Problem description :: Find how many lines of the listing include the string "with", and report only that figure.

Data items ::
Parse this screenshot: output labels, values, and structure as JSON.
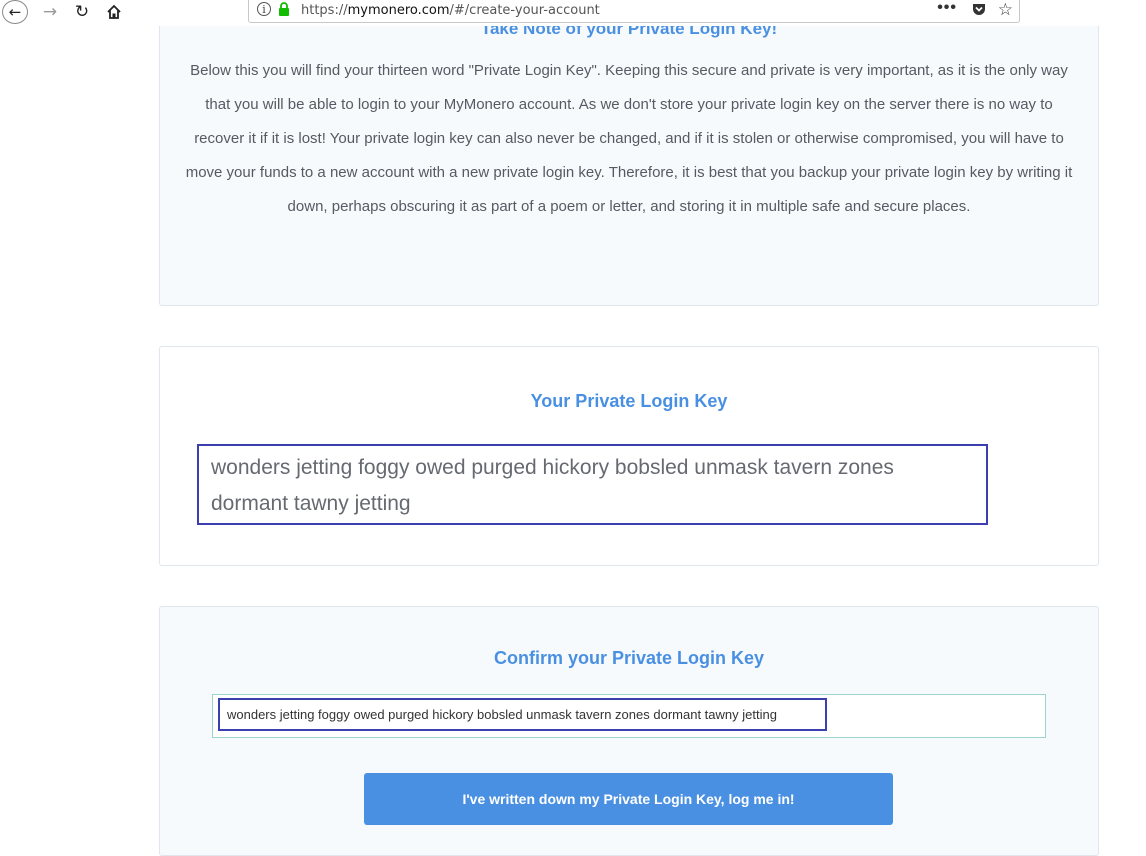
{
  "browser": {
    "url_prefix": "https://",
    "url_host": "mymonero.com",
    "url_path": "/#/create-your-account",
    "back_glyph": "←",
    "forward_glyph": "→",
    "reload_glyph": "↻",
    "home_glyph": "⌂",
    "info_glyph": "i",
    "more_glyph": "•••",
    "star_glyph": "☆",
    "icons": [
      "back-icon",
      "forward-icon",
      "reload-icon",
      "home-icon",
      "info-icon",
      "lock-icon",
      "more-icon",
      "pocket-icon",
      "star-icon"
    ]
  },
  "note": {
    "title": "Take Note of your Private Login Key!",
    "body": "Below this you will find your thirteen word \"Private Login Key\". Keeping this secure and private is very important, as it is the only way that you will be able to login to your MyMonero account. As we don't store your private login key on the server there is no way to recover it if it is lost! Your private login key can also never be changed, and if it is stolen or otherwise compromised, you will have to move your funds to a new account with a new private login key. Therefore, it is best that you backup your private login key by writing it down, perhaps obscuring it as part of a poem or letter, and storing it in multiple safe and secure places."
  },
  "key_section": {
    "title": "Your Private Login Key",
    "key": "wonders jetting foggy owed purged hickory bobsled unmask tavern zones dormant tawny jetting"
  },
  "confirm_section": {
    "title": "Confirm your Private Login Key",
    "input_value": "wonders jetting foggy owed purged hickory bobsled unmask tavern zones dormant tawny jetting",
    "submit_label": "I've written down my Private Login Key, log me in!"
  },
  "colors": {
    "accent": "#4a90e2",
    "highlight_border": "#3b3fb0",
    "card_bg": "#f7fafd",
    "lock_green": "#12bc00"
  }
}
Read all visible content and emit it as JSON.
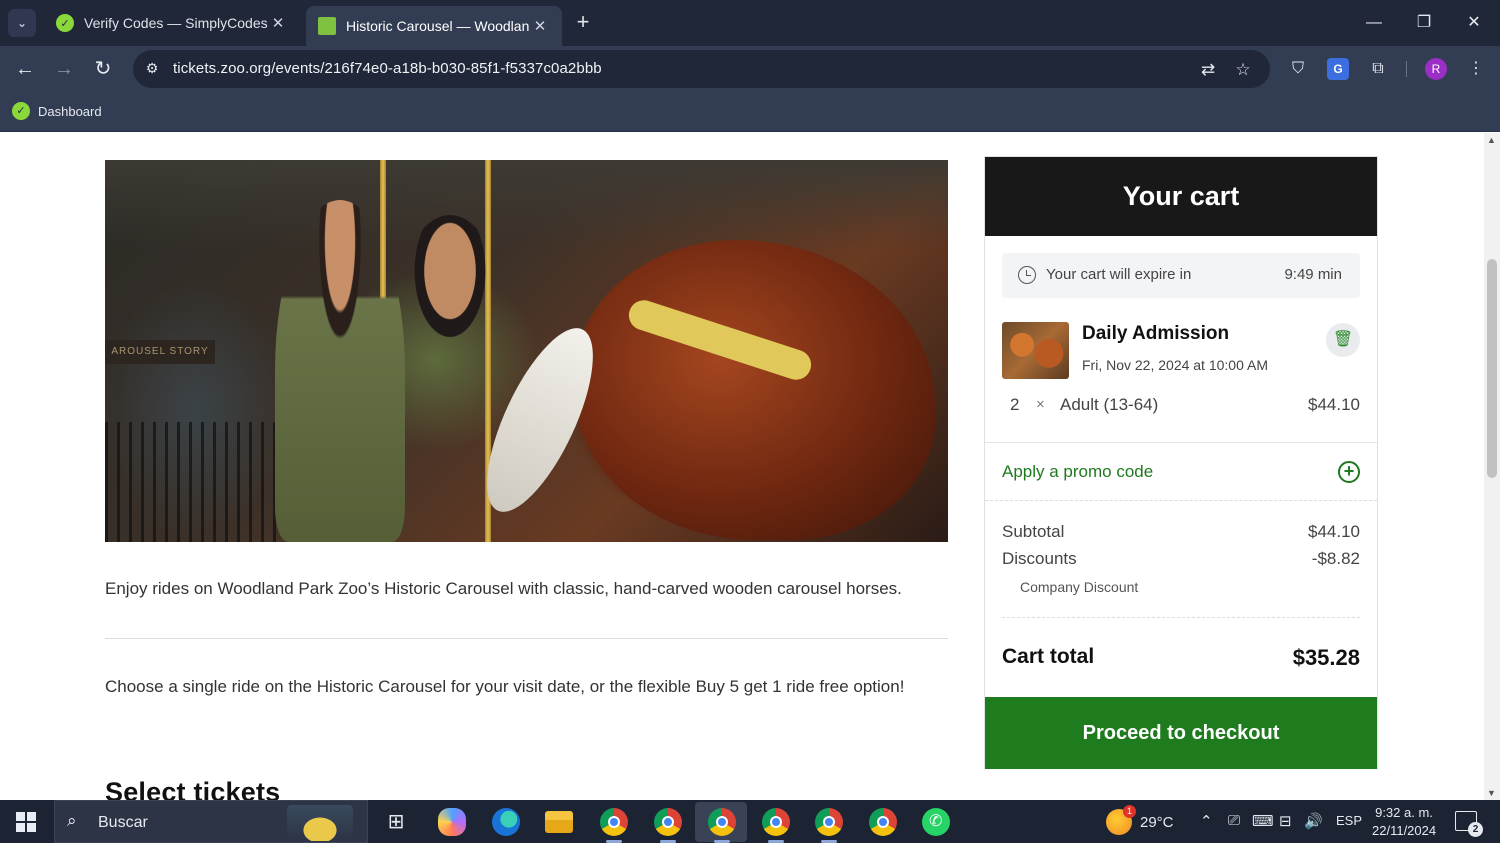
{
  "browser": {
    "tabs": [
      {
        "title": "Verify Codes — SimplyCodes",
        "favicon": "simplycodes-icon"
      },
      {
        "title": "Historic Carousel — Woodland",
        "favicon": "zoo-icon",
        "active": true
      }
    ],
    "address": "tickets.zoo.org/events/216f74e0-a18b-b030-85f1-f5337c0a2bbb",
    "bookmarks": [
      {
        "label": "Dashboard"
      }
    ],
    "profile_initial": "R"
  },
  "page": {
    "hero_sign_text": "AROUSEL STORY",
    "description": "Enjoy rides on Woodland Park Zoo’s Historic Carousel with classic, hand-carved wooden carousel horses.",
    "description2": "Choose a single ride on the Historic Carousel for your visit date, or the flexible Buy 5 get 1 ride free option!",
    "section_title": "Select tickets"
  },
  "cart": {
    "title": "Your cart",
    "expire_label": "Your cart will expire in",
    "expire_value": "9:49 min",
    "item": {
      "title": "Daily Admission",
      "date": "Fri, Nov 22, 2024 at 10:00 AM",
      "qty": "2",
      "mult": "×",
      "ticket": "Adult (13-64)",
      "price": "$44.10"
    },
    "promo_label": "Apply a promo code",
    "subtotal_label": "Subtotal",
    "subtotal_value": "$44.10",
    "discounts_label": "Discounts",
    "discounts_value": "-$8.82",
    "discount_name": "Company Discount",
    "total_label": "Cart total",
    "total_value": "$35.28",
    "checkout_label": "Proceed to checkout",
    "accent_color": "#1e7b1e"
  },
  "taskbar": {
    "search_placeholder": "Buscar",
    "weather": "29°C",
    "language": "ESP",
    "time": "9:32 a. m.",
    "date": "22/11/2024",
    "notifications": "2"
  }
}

The completed task :: 2